#### [THE TASK]
Verbatim output of all the material below is required.

#### [PROVIDED DATA]
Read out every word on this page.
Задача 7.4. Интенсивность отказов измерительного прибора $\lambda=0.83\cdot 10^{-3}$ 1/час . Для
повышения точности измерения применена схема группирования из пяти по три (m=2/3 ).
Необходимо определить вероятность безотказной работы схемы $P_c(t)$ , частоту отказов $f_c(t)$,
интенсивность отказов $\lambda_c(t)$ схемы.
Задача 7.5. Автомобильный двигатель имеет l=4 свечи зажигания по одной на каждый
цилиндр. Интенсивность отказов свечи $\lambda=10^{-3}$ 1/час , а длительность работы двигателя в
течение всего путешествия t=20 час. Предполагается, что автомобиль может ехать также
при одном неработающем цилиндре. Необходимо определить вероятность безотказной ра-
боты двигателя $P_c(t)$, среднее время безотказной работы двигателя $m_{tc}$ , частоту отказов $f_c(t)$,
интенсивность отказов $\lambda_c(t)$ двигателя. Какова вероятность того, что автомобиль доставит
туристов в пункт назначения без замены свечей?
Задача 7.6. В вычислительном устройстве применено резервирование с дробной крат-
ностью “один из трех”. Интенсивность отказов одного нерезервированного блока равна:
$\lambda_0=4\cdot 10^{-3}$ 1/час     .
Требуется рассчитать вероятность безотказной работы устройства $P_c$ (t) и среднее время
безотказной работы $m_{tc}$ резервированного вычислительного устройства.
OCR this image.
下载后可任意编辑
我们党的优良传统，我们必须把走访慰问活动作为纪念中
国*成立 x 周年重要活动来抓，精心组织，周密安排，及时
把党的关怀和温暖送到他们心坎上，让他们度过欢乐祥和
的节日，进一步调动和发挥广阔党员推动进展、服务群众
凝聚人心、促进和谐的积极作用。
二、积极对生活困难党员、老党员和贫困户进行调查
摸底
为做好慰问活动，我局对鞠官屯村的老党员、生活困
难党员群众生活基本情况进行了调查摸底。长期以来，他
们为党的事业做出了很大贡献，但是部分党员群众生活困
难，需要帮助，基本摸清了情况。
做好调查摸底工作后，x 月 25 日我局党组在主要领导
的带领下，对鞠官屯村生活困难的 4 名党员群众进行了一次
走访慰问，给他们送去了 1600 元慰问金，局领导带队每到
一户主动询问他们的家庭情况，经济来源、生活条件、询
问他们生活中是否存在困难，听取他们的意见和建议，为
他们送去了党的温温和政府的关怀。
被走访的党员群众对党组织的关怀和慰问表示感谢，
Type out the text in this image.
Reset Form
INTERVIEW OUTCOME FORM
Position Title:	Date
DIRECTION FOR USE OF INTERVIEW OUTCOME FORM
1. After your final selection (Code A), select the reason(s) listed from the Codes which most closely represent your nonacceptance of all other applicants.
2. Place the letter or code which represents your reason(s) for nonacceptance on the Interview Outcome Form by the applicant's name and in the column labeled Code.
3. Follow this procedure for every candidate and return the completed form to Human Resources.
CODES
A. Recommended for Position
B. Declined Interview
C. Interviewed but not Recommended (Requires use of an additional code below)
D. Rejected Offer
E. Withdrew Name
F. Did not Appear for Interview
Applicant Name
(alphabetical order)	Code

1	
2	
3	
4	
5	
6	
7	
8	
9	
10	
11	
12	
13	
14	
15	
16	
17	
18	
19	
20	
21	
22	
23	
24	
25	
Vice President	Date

#### [FULL OUTPUT]
Read out every word on this page.
Задача 7.4. Интенсивность отказов измерительного прибора $\lambda=0.83\cdot 10^{-3}$ 1/час . Для
повышения точности измерения применена схема группирования из пяти по три (m=2/3 ).
Необходимо определить вероятность безотказной работы схемы $P_c(t)$ , частоту отказов $f_c(t)$,
интенсивность отказов $\lambda_c(t)$ схемы.
Задача 7.5. Автомобильный двигатель имеет l=4 свечи зажигания по одной на каждый
цилиндр. Интенсивность отказов свечи $\lambda=10^{-3}$ 1/час , а длительность работы двигателя в
течение всего путешествия t=20 час. Предполагается, что автомобиль может ехать также
при одном неработающем цилиндре. Необходимо определить вероятность безотказной ра-
боты двигателя $P_c(t)$, среднее время безотказной работы двигателя $m_{tc}$ , частоту отказов $f_c(t)$,
интенсивность отказов $\lambda_c(t)$ двигателя. Какова вероятность того, что автомобиль доставит
туристов в пункт назначения без замены свечей?
Задача 7.6. В вычислительном устройстве применено резервирование с дробной крат-
ностью “один из трех”. Интенсивность отказов одного нерезервированного блока равна:
$\lambda_0=4\cdot 10^{-3}$ 1/час     .
Требуется рассчитать вероятность безотказной работы устройства $P_c$ (t) и среднее время
безотказной работы $m_{tc}$ резервированного вычислительного устройства.
OCR this image.
下载后可任意编辑
我们党的优良传统，我们必须把走访慰问活动作为纪念中
国*成立 x 周年重要活动来抓，精心组织，周密安排，及时
把党的关怀和温暖送到他们心坎上，让他们度过欢乐祥和
的节日，进一步调动和发挥广阔党员推动进展、服务群众
凝聚人心、促进和谐的积极作用。
二、积极对生活困难党员、老党员和贫困户进行调查
摸底
为做好慰问活动，我局对鞠官屯村的老党员、生活困
难党员群众生活基本情况进行了调查摸底。长期以来，他
们为党的事业做出了很大贡献，但是部分党员群众生活困
难，需要帮助，基本摸清了情况。
做好调查摸底工作后，x 月 25 日我局党组在主要领导
的带领下，对鞠官屯村生活困难的 4 名党员群众进行了一次
走访慰问，给他们送去了 1600 元慰问金，局领导带队每到
一户主动询问他们的家庭情况，经济来源、生活条件、询
问他们生活中是否存在困难，听取他们的意见和建议，为
他们送去了党的温温和政府的关怀。
被走访的党员群众对党组织的关怀和慰问表示感谢，
Type out the text in this image.
Reset Form
INTERVIEW OUTCOME FORM
Position Title:	Date
DIRECTION FOR USE OF INTERVIEW OUTCOME FORM
1. After your final selection (Code A), select the reason(s) listed from the Codes which most closely represent your nonacceptance of all other applicants.
2. Place the letter or code which represents your reason(s) for nonacceptance on the Interview Outcome Form by the applicant's name and in the column labeled Code.
3. Follow this procedure for every candidate and return the completed form to Human Resources.
CODES
A. Recommended for Position
B. Declined Interview
C. Interviewed but not Recommended (Requires use of an additional code below)
D. Rejected Offer
E. Withdrew Name
F. Did not Appear for Interview
Applicant Name
(alphabetical order)	Code

1	
2	
3	
4	
5	
6	
7	
8	
9	
10	
11	
12	
13	
14	
15	
16	
17	
18	
19	
20	
21	
22	
23	
24	
25	
Vice President	Date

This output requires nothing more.